## TO BE DONE
Show every line that has the string "http" in it.

## RECORDS FOR THIS EXERCISE
================================

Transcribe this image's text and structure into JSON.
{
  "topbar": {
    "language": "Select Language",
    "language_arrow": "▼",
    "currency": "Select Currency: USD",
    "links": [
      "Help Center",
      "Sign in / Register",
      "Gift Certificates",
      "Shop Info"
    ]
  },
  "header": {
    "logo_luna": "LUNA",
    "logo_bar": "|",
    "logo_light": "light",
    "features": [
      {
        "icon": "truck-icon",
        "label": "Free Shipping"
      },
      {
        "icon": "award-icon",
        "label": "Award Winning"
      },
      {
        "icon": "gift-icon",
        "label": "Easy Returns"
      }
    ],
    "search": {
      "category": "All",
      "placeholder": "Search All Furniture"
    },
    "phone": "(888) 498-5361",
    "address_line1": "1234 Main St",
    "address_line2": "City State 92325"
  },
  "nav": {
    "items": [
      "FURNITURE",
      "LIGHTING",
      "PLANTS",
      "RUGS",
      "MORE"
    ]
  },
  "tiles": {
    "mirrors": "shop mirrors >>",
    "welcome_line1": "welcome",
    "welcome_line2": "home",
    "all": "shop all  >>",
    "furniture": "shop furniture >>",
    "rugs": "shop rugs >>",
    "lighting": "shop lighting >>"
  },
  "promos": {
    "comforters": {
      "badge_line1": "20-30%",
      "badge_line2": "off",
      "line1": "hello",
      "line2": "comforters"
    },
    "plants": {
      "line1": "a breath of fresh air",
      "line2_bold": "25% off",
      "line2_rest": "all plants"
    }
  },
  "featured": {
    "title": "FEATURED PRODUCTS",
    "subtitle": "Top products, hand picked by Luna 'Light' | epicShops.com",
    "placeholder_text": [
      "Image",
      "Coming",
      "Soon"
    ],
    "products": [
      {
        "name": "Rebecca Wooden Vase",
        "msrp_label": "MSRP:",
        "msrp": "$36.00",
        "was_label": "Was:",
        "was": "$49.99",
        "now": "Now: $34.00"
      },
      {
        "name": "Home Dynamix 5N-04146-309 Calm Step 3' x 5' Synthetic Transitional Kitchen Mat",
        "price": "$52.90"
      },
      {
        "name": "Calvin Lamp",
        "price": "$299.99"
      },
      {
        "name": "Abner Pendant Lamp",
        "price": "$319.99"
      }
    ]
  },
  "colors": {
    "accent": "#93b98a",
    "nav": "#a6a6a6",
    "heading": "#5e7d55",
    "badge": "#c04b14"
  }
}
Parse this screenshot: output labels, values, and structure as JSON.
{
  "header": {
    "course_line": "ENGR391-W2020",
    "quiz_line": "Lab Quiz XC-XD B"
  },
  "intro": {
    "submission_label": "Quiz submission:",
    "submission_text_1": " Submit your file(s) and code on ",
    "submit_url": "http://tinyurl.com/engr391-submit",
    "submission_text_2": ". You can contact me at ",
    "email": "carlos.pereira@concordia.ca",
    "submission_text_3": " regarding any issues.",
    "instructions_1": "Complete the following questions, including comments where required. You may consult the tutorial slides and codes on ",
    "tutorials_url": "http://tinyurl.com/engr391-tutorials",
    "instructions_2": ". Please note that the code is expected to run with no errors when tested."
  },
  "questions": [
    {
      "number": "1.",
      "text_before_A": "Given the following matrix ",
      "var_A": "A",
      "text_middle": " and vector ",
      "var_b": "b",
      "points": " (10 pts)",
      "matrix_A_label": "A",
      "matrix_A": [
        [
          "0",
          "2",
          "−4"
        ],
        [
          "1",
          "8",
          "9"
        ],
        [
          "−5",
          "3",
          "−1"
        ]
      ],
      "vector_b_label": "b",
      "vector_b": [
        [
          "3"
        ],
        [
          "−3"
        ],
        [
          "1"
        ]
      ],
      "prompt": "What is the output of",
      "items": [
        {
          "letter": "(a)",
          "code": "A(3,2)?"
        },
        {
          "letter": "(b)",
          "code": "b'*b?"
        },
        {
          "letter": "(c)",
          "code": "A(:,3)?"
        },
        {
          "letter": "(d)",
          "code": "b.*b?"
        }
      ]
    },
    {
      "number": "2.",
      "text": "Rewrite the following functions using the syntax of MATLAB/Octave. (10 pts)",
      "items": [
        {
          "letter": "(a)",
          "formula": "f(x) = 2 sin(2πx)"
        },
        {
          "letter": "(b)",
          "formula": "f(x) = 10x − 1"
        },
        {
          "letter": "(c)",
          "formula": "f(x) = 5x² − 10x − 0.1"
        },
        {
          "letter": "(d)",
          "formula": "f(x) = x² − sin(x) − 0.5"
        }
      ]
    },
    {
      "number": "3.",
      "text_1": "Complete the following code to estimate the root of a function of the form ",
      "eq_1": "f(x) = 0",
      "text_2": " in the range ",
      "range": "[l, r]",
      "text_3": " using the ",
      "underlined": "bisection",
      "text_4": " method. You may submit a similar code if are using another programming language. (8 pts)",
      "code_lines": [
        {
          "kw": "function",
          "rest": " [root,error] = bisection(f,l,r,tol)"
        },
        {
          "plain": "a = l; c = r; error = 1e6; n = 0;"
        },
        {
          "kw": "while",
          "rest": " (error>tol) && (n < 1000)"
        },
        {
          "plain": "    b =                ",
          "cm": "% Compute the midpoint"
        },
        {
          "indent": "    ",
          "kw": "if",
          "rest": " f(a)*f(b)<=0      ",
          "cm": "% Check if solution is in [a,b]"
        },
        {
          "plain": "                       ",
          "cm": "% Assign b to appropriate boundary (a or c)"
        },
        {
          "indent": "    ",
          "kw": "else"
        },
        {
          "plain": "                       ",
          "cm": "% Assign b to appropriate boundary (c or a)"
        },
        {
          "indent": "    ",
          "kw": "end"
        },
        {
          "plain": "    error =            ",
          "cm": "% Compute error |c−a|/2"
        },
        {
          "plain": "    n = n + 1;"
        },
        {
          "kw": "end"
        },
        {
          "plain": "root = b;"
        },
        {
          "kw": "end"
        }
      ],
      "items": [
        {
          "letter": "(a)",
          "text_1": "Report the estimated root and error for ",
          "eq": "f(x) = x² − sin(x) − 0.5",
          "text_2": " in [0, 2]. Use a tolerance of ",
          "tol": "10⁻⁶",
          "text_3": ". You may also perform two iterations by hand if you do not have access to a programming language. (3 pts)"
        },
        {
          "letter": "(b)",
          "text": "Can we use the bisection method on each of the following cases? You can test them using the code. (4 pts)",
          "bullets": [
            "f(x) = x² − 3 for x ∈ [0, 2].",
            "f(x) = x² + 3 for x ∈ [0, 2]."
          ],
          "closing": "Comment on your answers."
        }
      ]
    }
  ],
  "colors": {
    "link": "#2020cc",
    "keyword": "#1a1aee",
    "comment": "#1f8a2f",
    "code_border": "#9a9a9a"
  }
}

================================

## REPLY
    "submit_url": "http://tinyurl.com/engr391-submit",
    "tutorials_url": "http://tinyurl.com/engr391-tutorials",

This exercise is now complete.